**Your task**:
Transcribe the entries below exactly; leave every image out.

(Records from a dataset)
* Begin *
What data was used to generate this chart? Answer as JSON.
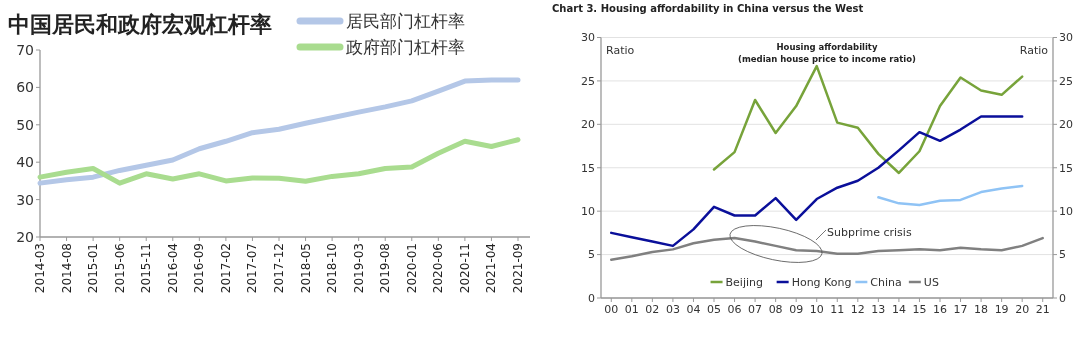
{
  "chart_data": [
    {
      "type": "line",
      "title": "中国居民和政府宏观杠杆率",
      "categories": [
        "2014-03",
        "2014-08",
        "2015-01",
        "2015-06",
        "2015-11",
        "2016-04",
        "2016-09",
        "2017-02",
        "2017-07",
        "2017-12",
        "2018-05",
        "2018-10",
        "2019-03",
        "2019-08",
        "2020-01",
        "2020-06",
        "2020-11",
        "2021-04",
        "2021-09"
      ],
      "series": [
        {
          "name": "居民部门杠杆率",
          "color": "#b4c7e7",
          "values": [
            34.4,
            35.3,
            36.0,
            37.8,
            39.2,
            40.6,
            43.6,
            45.6,
            47.9,
            48.8,
            50.4,
            51.9,
            53.4,
            54.8,
            56.4,
            59.0,
            61.7,
            62.0,
            62.0
          ]
        },
        {
          "name": "政府部门杠杆率",
          "color": "#a9dc8f",
          "values": [
            36.0,
            37.3,
            38.3,
            34.4,
            36.9,
            35.5,
            36.9,
            35.0,
            35.8,
            35.7,
            34.9,
            36.2,
            36.9,
            38.3,
            38.7,
            42.4,
            45.6,
            44.2,
            46.0
          ]
        }
      ],
      "ylim": [
        20,
        70
      ],
      "yticks": [
        20,
        30,
        40,
        50,
        60,
        70
      ],
      "legend": "top right"
    },
    {
      "type": "line",
      "title": "Chart 3. Housing affordability in China versus the West",
      "subtitle": "Housing affordability\n(median house price to income ratio)",
      "ylabel": "Ratio",
      "y2label": "Ratio",
      "categories": [
        "00",
        "01",
        "02",
        "03",
        "04",
        "05",
        "06",
        "07",
        "08",
        "09",
        "10",
        "11",
        "12",
        "13",
        "14",
        "15",
        "16",
        "17",
        "18",
        "19",
        "20",
        "21"
      ],
      "series": [
        {
          "name": "Beijing",
          "color": "#77a33a",
          "values": [
            null,
            null,
            null,
            null,
            null,
            14.8,
            16.8,
            22.8,
            19.0,
            22.1,
            26.7,
            20.2,
            19.6,
            16.6,
            14.4,
            16.9,
            22.1,
            25.4,
            23.9,
            23.4,
            25.5,
            null
          ]
        },
        {
          "name": "Hong Kong",
          "color": "#0a0f9a",
          "values": [
            7.5,
            7.0,
            6.5,
            6.0,
            7.9,
            10.5,
            9.5,
            9.5,
            11.5,
            9.0,
            11.4,
            12.7,
            13.5,
            15.0,
            17.0,
            19.1,
            18.1,
            19.4,
            20.9,
            20.9,
            20.9,
            null
          ]
        },
        {
          "name": "China",
          "color": "#8fc3f5",
          "values": [
            null,
            null,
            null,
            null,
            null,
            null,
            null,
            null,
            null,
            null,
            null,
            null,
            null,
            11.6,
            10.9,
            10.7,
            11.2,
            11.3,
            12.2,
            12.6,
            12.9,
            null
          ]
        },
        {
          "name": "US",
          "color": "#808080",
          "values": [
            4.4,
            4.8,
            5.3,
            5.6,
            6.3,
            6.7,
            6.9,
            6.5,
            6.0,
            5.5,
            5.4,
            5.1,
            5.1,
            5.4,
            5.5,
            5.6,
            5.5,
            5.8,
            5.6,
            5.5,
            6.0,
            6.9
          ]
        }
      ],
      "ylim": [
        0,
        30
      ],
      "yticks": [
        0,
        5,
        10,
        15,
        20,
        25,
        30
      ],
      "y2lim": [
        0,
        30
      ],
      "y2ticks": [
        0,
        5,
        10,
        15,
        20,
        25,
        30
      ],
      "grid": "y",
      "legend": "bottom",
      "annotations": [
        "Subprime crisis"
      ]
    }
  ]
}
* End *
**Answer to the exercise**:
What data was used to generate this chart? Answer as JSON.
{
  "chart_data": [
    {
      "type": "line",
      "title": "中国居民和政府宏观杠杆率",
      "categories": [
        "2014-03",
        "2014-08",
        "2015-01",
        "2015-06",
        "2015-11",
        "2016-04",
        "2016-09",
        "2017-02",
        "2017-07",
        "2017-12",
        "2018-05",
        "2018-10",
        "2019-03",
        "2019-08",
        "2020-01",
        "2020-06",
        "2020-11",
        "2021-04",
        "2021-09"
      ],
      "series": [
        {
          "name": "居民部门杠杆率",
          "color": "#b4c7e7",
          "values": [
            34.4,
            35.3,
            36.0,
            37.8,
            39.2,
            40.6,
            43.6,
            45.6,
            47.9,
            48.8,
            50.4,
            51.9,
            53.4,
            54.8,
            56.4,
            59.0,
            61.7,
            62.0,
            62.0
          ]
        },
        {
          "name": "政府部门杠杆率",
          "color": "#a9dc8f",
          "values": [
            36.0,
            37.3,
            38.3,
            34.4,
            36.9,
            35.5,
            36.9,
            35.0,
            35.8,
            35.7,
            34.9,
            36.2,
            36.9,
            38.3,
            38.7,
            42.4,
            45.6,
            44.2,
            46.0
          ]
        }
      ],
      "ylim": [
        20,
        70
      ],
      "yticks": [
        20,
        30,
        40,
        50,
        60,
        70
      ],
      "legend": "top right"
    },
    {
      "type": "line",
      "title": "Chart 3. Housing affordability in China versus the West",
      "subtitle": "Housing affordability\n(median house price to income ratio)",
      "ylabel": "Ratio",
      "y2label": "Ratio",
      "categories": [
        "00",
        "01",
        "02",
        "03",
        "04",
        "05",
        "06",
        "07",
        "08",
        "09",
        "10",
        "11",
        "12",
        "13",
        "14",
        "15",
        "16",
        "17",
        "18",
        "19",
        "20",
        "21"
      ],
      "series": [
        {
          "name": "Beijing",
          "color": "#77a33a",
          "values": [
            null,
            null,
            null,
            null,
            null,
            14.8,
            16.8,
            22.8,
            19.0,
            22.1,
            26.7,
            20.2,
            19.6,
            16.6,
            14.4,
            16.9,
            22.1,
            25.4,
            23.9,
            23.4,
            25.5,
            null
          ]
        },
        {
          "name": "Hong Kong",
          "color": "#0a0f9a",
          "values": [
            7.5,
            7.0,
            6.5,
            6.0,
            7.9,
            10.5,
            9.5,
            9.5,
            11.5,
            9.0,
            11.4,
            12.7,
            13.5,
            15.0,
            17.0,
            19.1,
            18.1,
            19.4,
            20.9,
            20.9,
            20.9,
            null
          ]
        },
        {
          "name": "China",
          "color": "#8fc3f5",
          "values": [
            null,
            null,
            null,
            null,
            null,
            null,
            null,
            null,
            null,
            null,
            null,
            null,
            null,
            11.6,
            10.9,
            10.7,
            11.2,
            11.3,
            12.2,
            12.6,
            12.9,
            null
          ]
        },
        {
          "name": "US",
          "color": "#808080",
          "values": [
            4.4,
            4.8,
            5.3,
            5.6,
            6.3,
            6.7,
            6.9,
            6.5,
            6.0,
            5.5,
            5.4,
            5.1,
            5.1,
            5.4,
            5.5,
            5.6,
            5.5,
            5.8,
            5.6,
            5.5,
            6.0,
            6.9
          ]
        }
      ],
      "ylim": [
        0,
        30
      ],
      "yticks": [
        0,
        5,
        10,
        15,
        20,
        25,
        30
      ],
      "y2lim": [
        0,
        30
      ],
      "y2ticks": [
        0,
        5,
        10,
        15,
        20,
        25,
        30
      ],
      "grid": "y",
      "legend": "bottom",
      "annotations": [
        "Subprime crisis"
      ]
    }
  ]
}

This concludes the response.